Dataset rows about figures
'''

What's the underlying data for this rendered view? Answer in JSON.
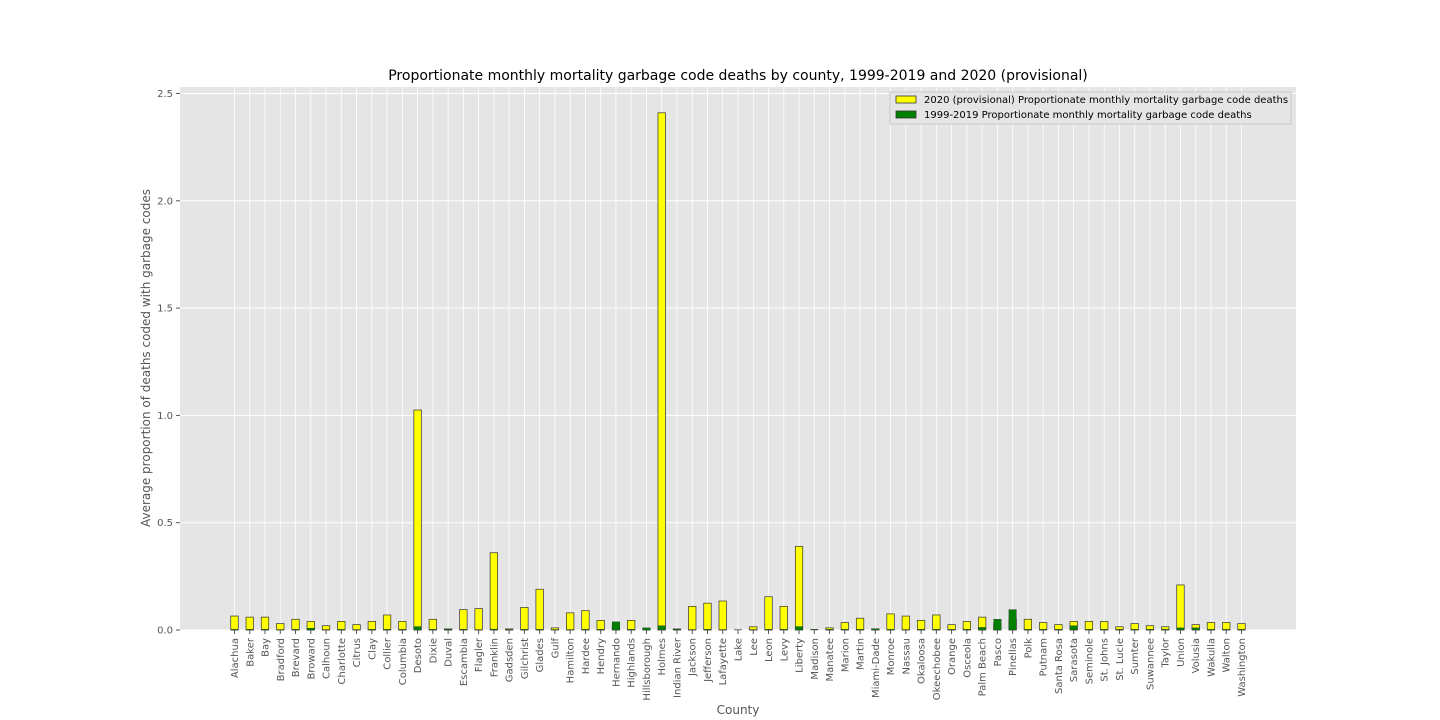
{
  "chart_data": {
    "type": "bar",
    "title": "Proportionate monthly mortality garbage code deaths by county, 1999-2019 and 2020 (provisional)",
    "xlabel": "County",
    "ylabel": "Average proportion of deaths coded with garbage codes",
    "ylim": [
      0,
      2.5
    ],
    "yticks": [
      "0.0",
      "0.5",
      "1.0",
      "1.5",
      "2.0",
      "2.5"
    ],
    "grid": true,
    "legend_position": "top-right",
    "categories": [
      "Alachua",
      "Baker",
      "Bay",
      "Bradford",
      "Brevard",
      "Broward",
      "Calhoun",
      "Charlotte",
      "Citrus",
      "Clay",
      "Collier",
      "Columbia",
      "Desoto",
      "Dixie",
      "Duval",
      "Escambia",
      "Flagler",
      "Franklin",
      "Gadsden",
      "Gilchrist",
      "Glades",
      "Gulf",
      "Hamilton",
      "Hardee",
      "Hendry",
      "Hernando",
      "Highlands",
      "Hillsborough",
      "Holmes",
      "Indian River",
      "Jackson",
      "Jefferson",
      "Lafayette",
      "Lake",
      "Lee",
      "Leon",
      "Levy",
      "Liberty",
      "Madison",
      "Manatee",
      "Marion",
      "Martin",
      "Miami-Dade",
      "Monroe",
      "Nassau",
      "Okaloosa",
      "Okeechobee",
      "Orange",
      "Osceola",
      "Palm Beach",
      "Pasco",
      "Pinellas",
      "Polk",
      "Putnam",
      "Santa Rosa",
      "Sarasota",
      "Seminole",
      "St. Johns",
      "St. Lucie",
      "Sumter",
      "Suwannee",
      "Taylor",
      "Union",
      "Volusia",
      "Wakulla",
      "Walton",
      "Washington"
    ],
    "series": [
      {
        "name": "2020 (provisional) Proportionate monthly mortality garbage code deaths",
        "color": "#ffff00",
        "values": [
          0.065,
          0.06,
          0.06,
          0.03,
          0.05,
          0.04,
          0.02,
          0.04,
          0.025,
          0.04,
          0.07,
          0.04,
          1.025,
          0.05,
          0.005,
          0.095,
          0.1,
          0.36,
          0.005,
          0.105,
          0.19,
          0.01,
          0.08,
          0.09,
          0.045,
          0.02,
          0.045,
          0.005,
          2.41,
          0.005,
          0.11,
          0.125,
          0.135,
          0.0,
          0.015,
          0.155,
          0.11,
          0.39,
          0.0,
          0.01,
          0.035,
          0.055,
          0.005,
          0.075,
          0.065,
          0.045,
          0.07,
          0.025,
          0.04,
          0.06,
          0.03,
          0.05,
          0.05,
          0.035,
          0.025,
          0.04,
          0.04,
          0.04,
          0.015,
          0.03,
          0.02,
          0.015,
          0.21,
          0.025,
          0.035,
          0.035,
          0.03
        ]
      },
      {
        "name": "1999-2019 Proportionate monthly mortality garbage code deaths",
        "color": "#008000",
        "values": [
          0.003,
          0.003,
          0.003,
          0.002,
          0.003,
          0.008,
          0.002,
          0.003,
          0.002,
          0.003,
          0.003,
          0.003,
          0.016,
          0.003,
          0.004,
          0.003,
          0.002,
          0.004,
          0.002,
          0.003,
          0.003,
          0.002,
          0.002,
          0.003,
          0.003,
          0.038,
          0.003,
          0.01,
          0.02,
          0.004,
          0.002,
          0.003,
          0.002,
          0.001,
          0.002,
          0.003,
          0.003,
          0.016,
          0.003,
          0.003,
          0.003,
          0.003,
          0.006,
          0.003,
          0.002,
          0.003,
          0.003,
          0.003,
          0.003,
          0.012,
          0.05,
          0.095,
          0.003,
          0.003,
          0.003,
          0.02,
          0.003,
          0.003,
          0.003,
          0.003,
          0.003,
          0.003,
          0.01,
          0.01,
          0.003,
          0.003,
          0.003
        ]
      }
    ]
  }
}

'''

Directive
Print out the material word for word, omitting the pictures.

Solution to the problem
What's the underlying data for this rendered view? Answer in JSON.
{
  "chart_data": {
    "type": "bar",
    "title": "Proportionate monthly mortality garbage code deaths by county, 1999-2019 and 2020 (provisional)",
    "xlabel": "County",
    "ylabel": "Average proportion of deaths coded with garbage codes",
    "ylim": [
      0,
      2.5
    ],
    "yticks": [
      "0.0",
      "0.5",
      "1.0",
      "1.5",
      "2.0",
      "2.5"
    ],
    "grid": true,
    "legend_position": "top-right",
    "categories": [
      "Alachua",
      "Baker",
      "Bay",
      "Bradford",
      "Brevard",
      "Broward",
      "Calhoun",
      "Charlotte",
      "Citrus",
      "Clay",
      "Collier",
      "Columbia",
      "Desoto",
      "Dixie",
      "Duval",
      "Escambia",
      "Flagler",
      "Franklin",
      "Gadsden",
      "Gilchrist",
      "Glades",
      "Gulf",
      "Hamilton",
      "Hardee",
      "Hendry",
      "Hernando",
      "Highlands",
      "Hillsborough",
      "Holmes",
      "Indian River",
      "Jackson",
      "Jefferson",
      "Lafayette",
      "Lake",
      "Lee",
      "Leon",
      "Levy",
      "Liberty",
      "Madison",
      "Manatee",
      "Marion",
      "Martin",
      "Miami-Dade",
      "Monroe",
      "Nassau",
      "Okaloosa",
      "Okeechobee",
      "Orange",
      "Osceola",
      "Palm Beach",
      "Pasco",
      "Pinellas",
      "Polk",
      "Putnam",
      "Santa Rosa",
      "Sarasota",
      "Seminole",
      "St. Johns",
      "St. Lucie",
      "Sumter",
      "Suwannee",
      "Taylor",
      "Union",
      "Volusia",
      "Wakulla",
      "Walton",
      "Washington"
    ],
    "series": [
      {
        "name": "2020 (provisional) Proportionate monthly mortality garbage code deaths",
        "color": "#ffff00",
        "values": [
          0.065,
          0.06,
          0.06,
          0.03,
          0.05,
          0.04,
          0.02,
          0.04,
          0.025,
          0.04,
          0.07,
          0.04,
          1.025,
          0.05,
          0.005,
          0.095,
          0.1,
          0.36,
          0.005,
          0.105,
          0.19,
          0.01,
          0.08,
          0.09,
          0.045,
          0.02,
          0.045,
          0.005,
          2.41,
          0.005,
          0.11,
          0.125,
          0.135,
          0.0,
          0.015,
          0.155,
          0.11,
          0.39,
          0.0,
          0.01,
          0.035,
          0.055,
          0.005,
          0.075,
          0.065,
          0.045,
          0.07,
          0.025,
          0.04,
          0.06,
          0.03,
          0.05,
          0.05,
          0.035,
          0.025,
          0.04,
          0.04,
          0.04,
          0.015,
          0.03,
          0.02,
          0.015,
          0.21,
          0.025,
          0.035,
          0.035,
          0.03
        ]
      },
      {
        "name": "1999-2019 Proportionate monthly mortality garbage code deaths",
        "color": "#008000",
        "values": [
          0.003,
          0.003,
          0.003,
          0.002,
          0.003,
          0.008,
          0.002,
          0.003,
          0.002,
          0.003,
          0.003,
          0.003,
          0.016,
          0.003,
          0.004,
          0.003,
          0.002,
          0.004,
          0.002,
          0.003,
          0.003,
          0.002,
          0.002,
          0.003,
          0.003,
          0.038,
          0.003,
          0.01,
          0.02,
          0.004,
          0.002,
          0.003,
          0.002,
          0.001,
          0.002,
          0.003,
          0.003,
          0.016,
          0.003,
          0.003,
          0.003,
          0.003,
          0.006,
          0.003,
          0.002,
          0.003,
          0.003,
          0.003,
          0.003,
          0.012,
          0.05,
          0.095,
          0.003,
          0.003,
          0.003,
          0.02,
          0.003,
          0.003,
          0.003,
          0.003,
          0.003,
          0.003,
          0.01,
          0.01,
          0.003,
          0.003,
          0.003
        ]
      }
    ]
  }
}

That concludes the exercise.